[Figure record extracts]
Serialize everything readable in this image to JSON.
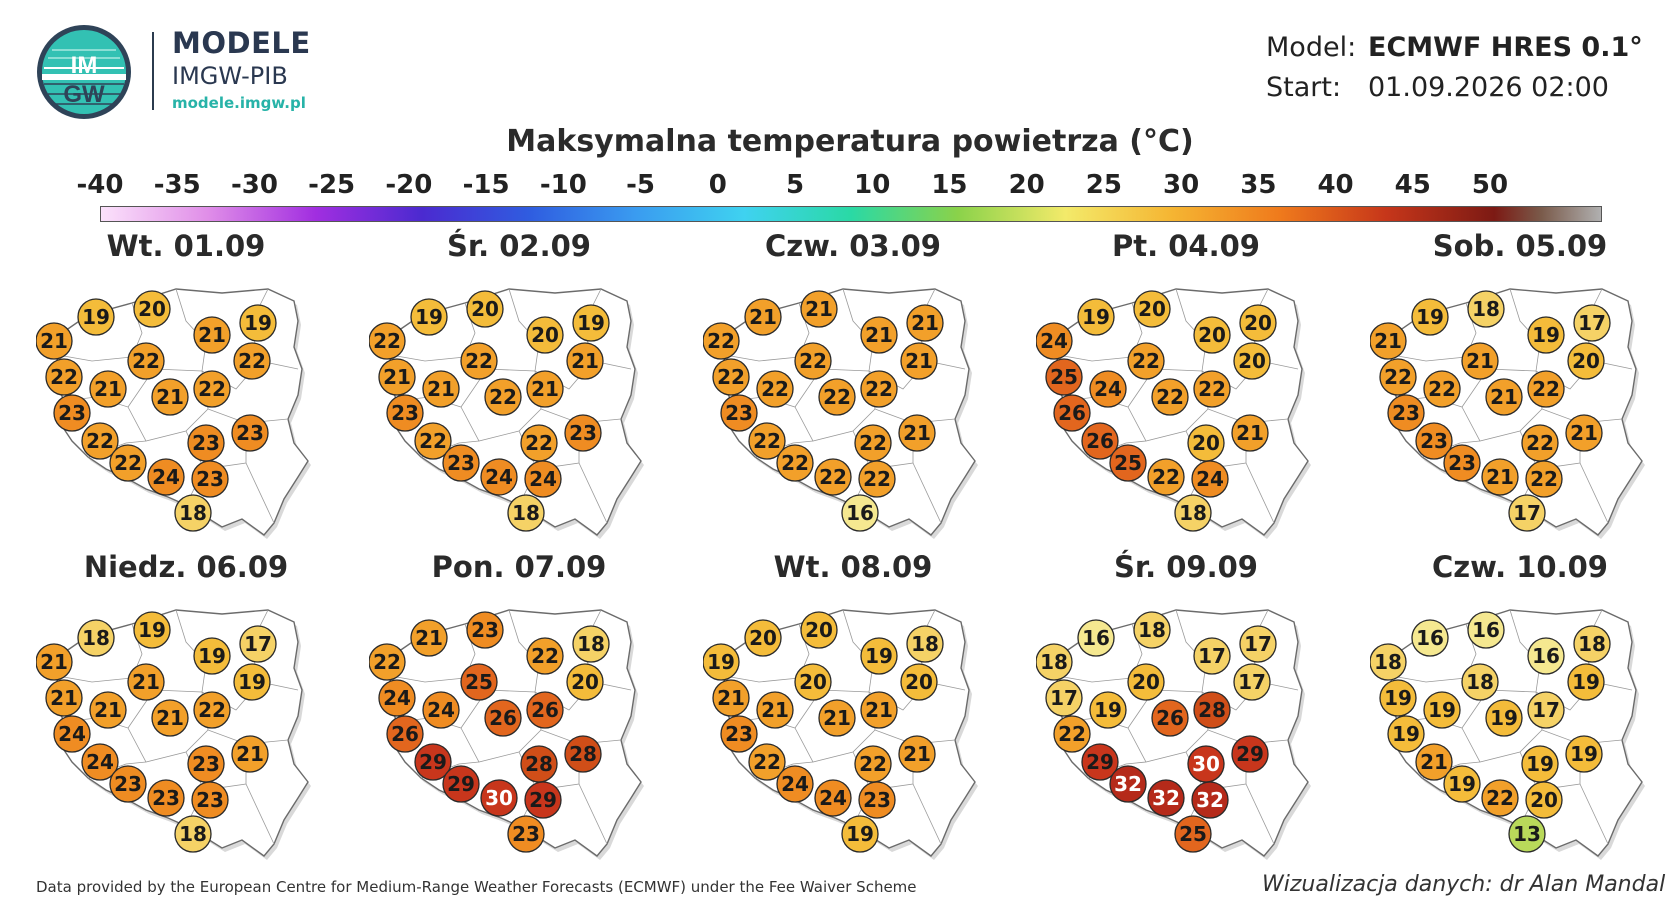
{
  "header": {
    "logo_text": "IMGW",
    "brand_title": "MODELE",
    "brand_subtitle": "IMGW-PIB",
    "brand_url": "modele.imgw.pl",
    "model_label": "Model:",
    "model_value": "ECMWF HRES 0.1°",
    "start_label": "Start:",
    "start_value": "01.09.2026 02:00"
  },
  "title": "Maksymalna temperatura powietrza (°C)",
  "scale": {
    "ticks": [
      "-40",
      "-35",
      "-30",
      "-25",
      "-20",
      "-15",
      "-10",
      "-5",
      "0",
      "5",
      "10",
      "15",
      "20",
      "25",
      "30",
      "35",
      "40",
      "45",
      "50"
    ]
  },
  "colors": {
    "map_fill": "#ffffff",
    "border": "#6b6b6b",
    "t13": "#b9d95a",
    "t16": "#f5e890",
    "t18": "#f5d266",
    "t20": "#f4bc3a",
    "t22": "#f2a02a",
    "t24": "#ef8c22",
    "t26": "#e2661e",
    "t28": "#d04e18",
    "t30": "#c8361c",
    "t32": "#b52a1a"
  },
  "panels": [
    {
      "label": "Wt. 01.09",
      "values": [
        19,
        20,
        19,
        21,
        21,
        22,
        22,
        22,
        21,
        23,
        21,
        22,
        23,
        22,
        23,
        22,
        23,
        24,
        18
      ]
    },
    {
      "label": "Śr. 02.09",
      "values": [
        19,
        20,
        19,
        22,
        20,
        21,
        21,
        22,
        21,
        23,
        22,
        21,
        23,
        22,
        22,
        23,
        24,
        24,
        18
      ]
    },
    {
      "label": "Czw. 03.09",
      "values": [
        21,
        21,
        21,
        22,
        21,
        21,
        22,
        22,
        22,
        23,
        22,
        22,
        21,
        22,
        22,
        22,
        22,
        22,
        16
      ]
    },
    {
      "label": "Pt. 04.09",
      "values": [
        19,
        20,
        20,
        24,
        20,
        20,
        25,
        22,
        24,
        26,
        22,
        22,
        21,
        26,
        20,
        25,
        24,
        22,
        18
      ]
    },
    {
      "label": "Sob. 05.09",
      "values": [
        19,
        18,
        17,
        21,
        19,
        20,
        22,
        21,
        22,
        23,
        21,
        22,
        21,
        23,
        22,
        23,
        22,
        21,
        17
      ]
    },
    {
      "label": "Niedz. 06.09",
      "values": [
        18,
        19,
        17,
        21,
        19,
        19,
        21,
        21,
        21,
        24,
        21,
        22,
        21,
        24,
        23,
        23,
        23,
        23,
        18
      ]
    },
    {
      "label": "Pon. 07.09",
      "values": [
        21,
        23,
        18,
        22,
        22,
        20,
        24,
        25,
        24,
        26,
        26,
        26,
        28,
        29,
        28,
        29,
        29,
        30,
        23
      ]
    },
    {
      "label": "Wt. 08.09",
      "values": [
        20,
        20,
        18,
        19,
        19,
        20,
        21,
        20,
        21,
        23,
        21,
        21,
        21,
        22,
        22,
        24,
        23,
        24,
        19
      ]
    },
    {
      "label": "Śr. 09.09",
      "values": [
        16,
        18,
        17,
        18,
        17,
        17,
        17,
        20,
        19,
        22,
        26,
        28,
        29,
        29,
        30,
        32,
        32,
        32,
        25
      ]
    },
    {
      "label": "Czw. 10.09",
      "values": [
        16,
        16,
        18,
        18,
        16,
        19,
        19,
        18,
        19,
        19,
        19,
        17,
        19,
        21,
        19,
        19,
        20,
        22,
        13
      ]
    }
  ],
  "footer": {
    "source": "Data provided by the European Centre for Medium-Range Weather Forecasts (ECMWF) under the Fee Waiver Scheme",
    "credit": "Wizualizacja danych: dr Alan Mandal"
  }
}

Stated problem:
Extract the full listing above verbatim; pictures are to be left out of the copy.

Written response:
Serialize everything readable in this image to JSON.
{
  "header": {
    "logo_text": "IMGW",
    "brand_title": "MODELE",
    "brand_subtitle": "IMGW-PIB",
    "brand_url": "modele.imgw.pl",
    "model_label": "Model:",
    "model_value": "ECMWF HRES 0.1°",
    "start_label": "Start:",
    "start_value": "01.09.2026 02:00"
  },
  "title": "Maksymalna temperatura powietrza (°C)",
  "scale": {
    "ticks": [
      "-40",
      "-35",
      "-30",
      "-25",
      "-20",
      "-15",
      "-10",
      "-5",
      "0",
      "5",
      "10",
      "15",
      "20",
      "25",
      "30",
      "35",
      "40",
      "45",
      "50"
    ]
  },
  "colors": {
    "map_fill": "#ffffff",
    "border": "#6b6b6b",
    "t13": "#b9d95a",
    "t16": "#f5e890",
    "t18": "#f5d266",
    "t20": "#f4bc3a",
    "t22": "#f2a02a",
    "t24": "#ef8c22",
    "t26": "#e2661e",
    "t28": "#d04e18",
    "t30": "#c8361c",
    "t32": "#b52a1a"
  },
  "panels": [
    {
      "label": "Wt. 01.09",
      "values": [
        19,
        20,
        19,
        21,
        21,
        22,
        22,
        22,
        21,
        23,
        21,
        22,
        23,
        22,
        23,
        22,
        23,
        24,
        18
      ]
    },
    {
      "label": "Śr. 02.09",
      "values": [
        19,
        20,
        19,
        22,
        20,
        21,
        21,
        22,
        21,
        23,
        22,
        21,
        23,
        22,
        22,
        23,
        24,
        24,
        18
      ]
    },
    {
      "label": "Czw. 03.09",
      "values": [
        21,
        21,
        21,
        22,
        21,
        21,
        22,
        22,
        22,
        23,
        22,
        22,
        21,
        22,
        22,
        22,
        22,
        22,
        16
      ]
    },
    {
      "label": "Pt. 04.09",
      "values": [
        19,
        20,
        20,
        24,
        20,
        20,
        25,
        22,
        24,
        26,
        22,
        22,
        21,
        26,
        20,
        25,
        24,
        22,
        18
      ]
    },
    {
      "label": "Sob. 05.09",
      "values": [
        19,
        18,
        17,
        21,
        19,
        20,
        22,
        21,
        22,
        23,
        21,
        22,
        21,
        23,
        22,
        23,
        22,
        21,
        17
      ]
    },
    {
      "label": "Niedz. 06.09",
      "values": [
        18,
        19,
        17,
        21,
        19,
        19,
        21,
        21,
        21,
        24,
        21,
        22,
        21,
        24,
        23,
        23,
        23,
        23,
        18
      ]
    },
    {
      "label": "Pon. 07.09",
      "values": [
        21,
        23,
        18,
        22,
        22,
        20,
        24,
        25,
        24,
        26,
        26,
        26,
        28,
        29,
        28,
        29,
        29,
        30,
        23
      ]
    },
    {
      "label": "Wt. 08.09",
      "values": [
        20,
        20,
        18,
        19,
        19,
        20,
        21,
        20,
        21,
        23,
        21,
        21,
        21,
        22,
        22,
        24,
        23,
        24,
        19
      ]
    },
    {
      "label": "Śr. 09.09",
      "values": [
        16,
        18,
        17,
        18,
        17,
        17,
        17,
        20,
        19,
        22,
        26,
        28,
        29,
        29,
        30,
        32,
        32,
        32,
        25
      ]
    },
    {
      "label": "Czw. 10.09",
      "values": [
        16,
        16,
        18,
        18,
        16,
        19,
        19,
        18,
        19,
        19,
        19,
        17,
        19,
        21,
        19,
        19,
        20,
        22,
        13
      ]
    }
  ],
  "footer": {
    "source": "Data provided by the European Centre for Medium-Range Weather Forecasts (ECMWF) under the Fee Waiver Scheme",
    "credit": "Wizualizacja danych: dr Alan Mandal"
  }
}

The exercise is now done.